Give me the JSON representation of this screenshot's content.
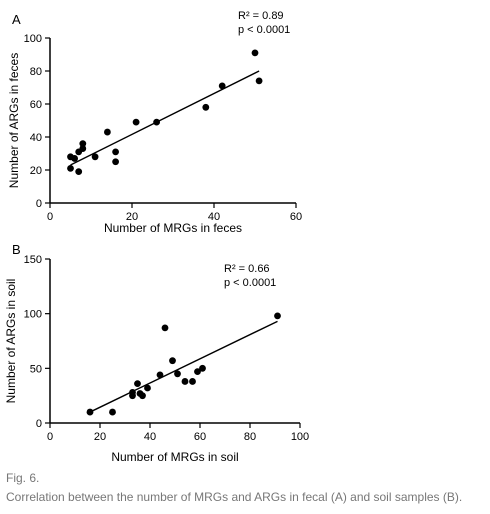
{
  "caption": {
    "figure_label": "Fig. 6.",
    "text": "Correlation between the number of MRGs and ARGs in fecal (A) and soil samples (B)."
  },
  "chart_data": [
    {
      "type": "scatter",
      "panel_label": "A",
      "xlabel": "Number of MRGs in feces",
      "ylabel": "Number of ARGs in feces",
      "xlim": [
        0,
        60
      ],
      "ylim": [
        0,
        100
      ],
      "xticks": [
        0,
        20,
        40,
        60
      ],
      "yticks": [
        0,
        20,
        40,
        60,
        80,
        100
      ],
      "grid": false,
      "annotations": [
        "R² = 0.89",
        "p < 0.0001"
      ],
      "points": [
        {
          "x": 5,
          "y": 21
        },
        {
          "x": 5,
          "y": 28
        },
        {
          "x": 6,
          "y": 27
        },
        {
          "x": 7,
          "y": 19
        },
        {
          "x": 7,
          "y": 31
        },
        {
          "x": 8,
          "y": 33
        },
        {
          "x": 8,
          "y": 36
        },
        {
          "x": 11,
          "y": 28
        },
        {
          "x": 14,
          "y": 43
        },
        {
          "x": 16,
          "y": 31
        },
        {
          "x": 16,
          "y": 25
        },
        {
          "x": 21,
          "y": 49
        },
        {
          "x": 26,
          "y": 49
        },
        {
          "x": 38,
          "y": 58
        },
        {
          "x": 42,
          "y": 71
        },
        {
          "x": 50,
          "y": 91
        },
        {
          "x": 51,
          "y": 74
        }
      ],
      "fit_line": {
        "x": [
          5,
          51
        ],
        "y": [
          23,
          80
        ]
      }
    },
    {
      "type": "scatter",
      "panel_label": "B",
      "xlabel": "Number of MRGs in soil",
      "ylabel": "Number of ARGs in soil",
      "xlim": [
        0,
        100
      ],
      "ylim": [
        0,
        150
      ],
      "xticks": [
        0,
        20,
        40,
        60,
        80,
        100
      ],
      "yticks": [
        0,
        50,
        100,
        150
      ],
      "grid": false,
      "annotations": [
        "R² = 0.66",
        "p < 0.0001"
      ],
      "points": [
        {
          "x": 16,
          "y": 10
        },
        {
          "x": 25,
          "y": 10
        },
        {
          "x": 33,
          "y": 25
        },
        {
          "x": 33,
          "y": 28
        },
        {
          "x": 35,
          "y": 36
        },
        {
          "x": 36,
          "y": 27
        },
        {
          "x": 37,
          "y": 25
        },
        {
          "x": 39,
          "y": 32
        },
        {
          "x": 44,
          "y": 44
        },
        {
          "x": 46,
          "y": 87
        },
        {
          "x": 49,
          "y": 57
        },
        {
          "x": 51,
          "y": 45
        },
        {
          "x": 54,
          "y": 38
        },
        {
          "x": 57,
          "y": 38
        },
        {
          "x": 59,
          "y": 47
        },
        {
          "x": 61,
          "y": 50
        },
        {
          "x": 91,
          "y": 98
        }
      ],
      "fit_line": {
        "x": [
          16,
          91
        ],
        "y": [
          10,
          93
        ]
      }
    }
  ]
}
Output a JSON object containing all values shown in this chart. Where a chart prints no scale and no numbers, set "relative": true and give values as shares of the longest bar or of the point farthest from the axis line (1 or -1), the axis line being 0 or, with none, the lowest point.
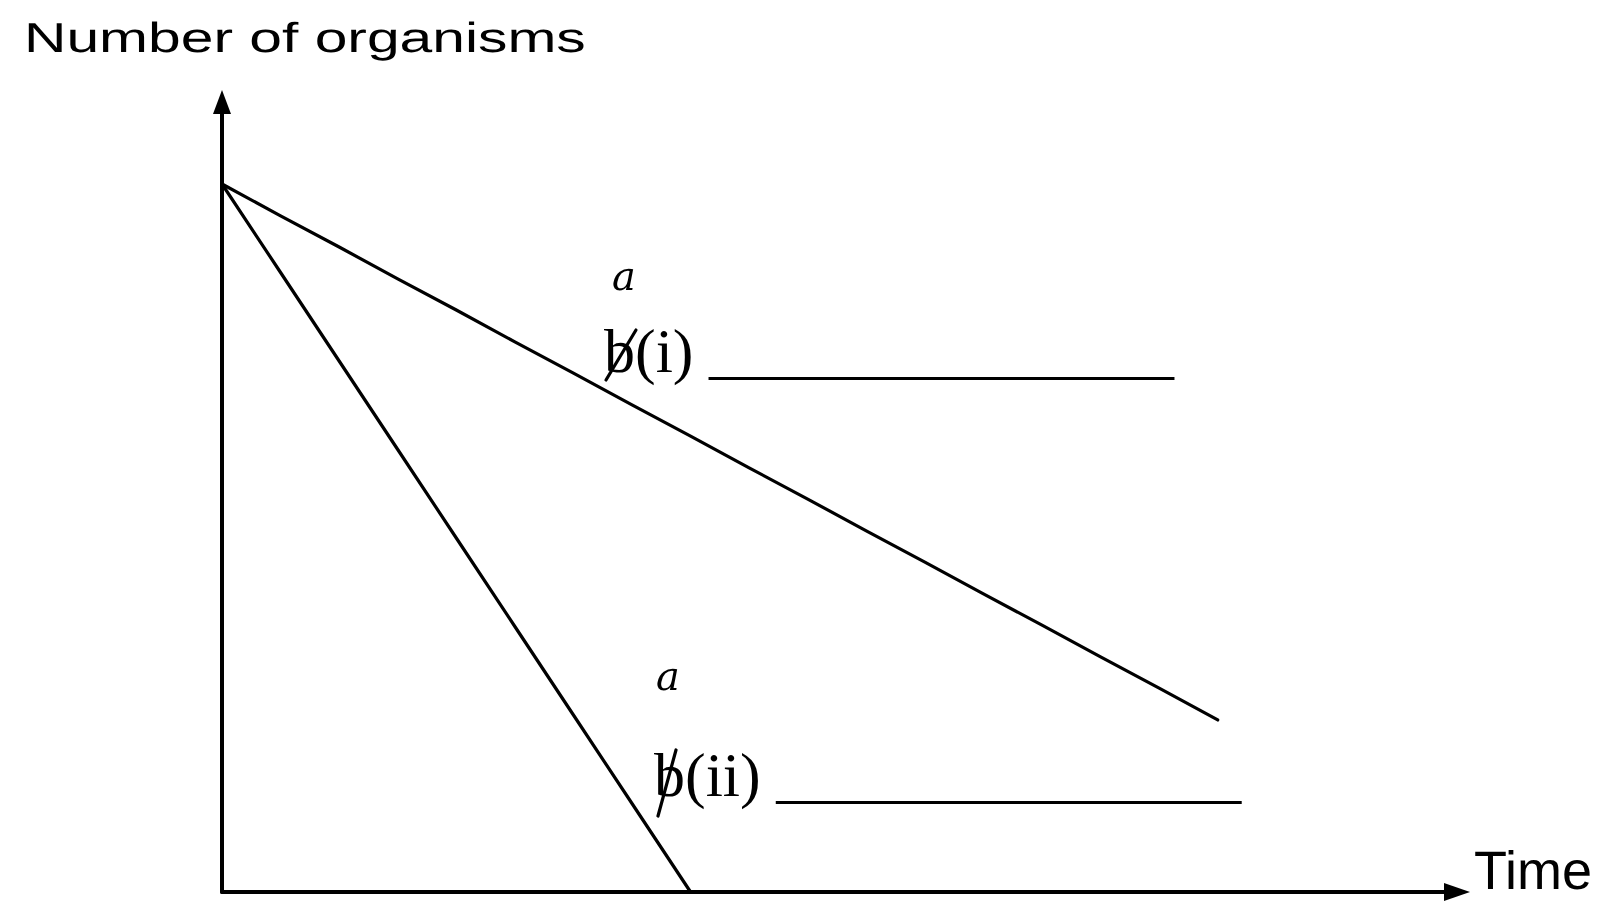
{
  "chart_data": {
    "type": "line",
    "xlabel": "Time",
    "ylabel": "Number of organisms",
    "annotations": [
      "a",
      "b(i) _______________",
      "a",
      "b(ii) _______________"
    ],
    "relative": true,
    "marker": "none",
    "categories": [
      null,
      null,
      null,
      null,
      null,
      null,
      null,
      null,
      null,
      null,
      null,
      null,
      null,
      null,
      null,
      null,
      null,
      null,
      null,
      null,
      null,
      null
    ],
    "series": [
      {
        "color": "#000000",
        "values": [
          1.0,
          0.955,
          0.911,
          0.866,
          0.822,
          0.777,
          0.733,
          0.688,
          0.644,
          0.599,
          0.555,
          0.51,
          0.466,
          0.421,
          0.377,
          0.332,
          0.288,
          0.243,
          null,
          null,
          null,
          null
        ]
      },
      {
        "color": "#000000",
        "values": [
          1.0,
          0.875,
          0.75,
          0.625,
          0.5,
          0.375,
          0.25,
          0.125,
          0.0,
          null,
          null,
          null,
          null,
          null,
          null,
          null,
          null,
          null,
          null,
          null,
          null,
          null
        ]
      }
    ]
  }
}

==================================================

*SHORT PROBLEM*. State the number of lines in this listing that contain the string "JSON", and add nothing else.

*REPLY*. 2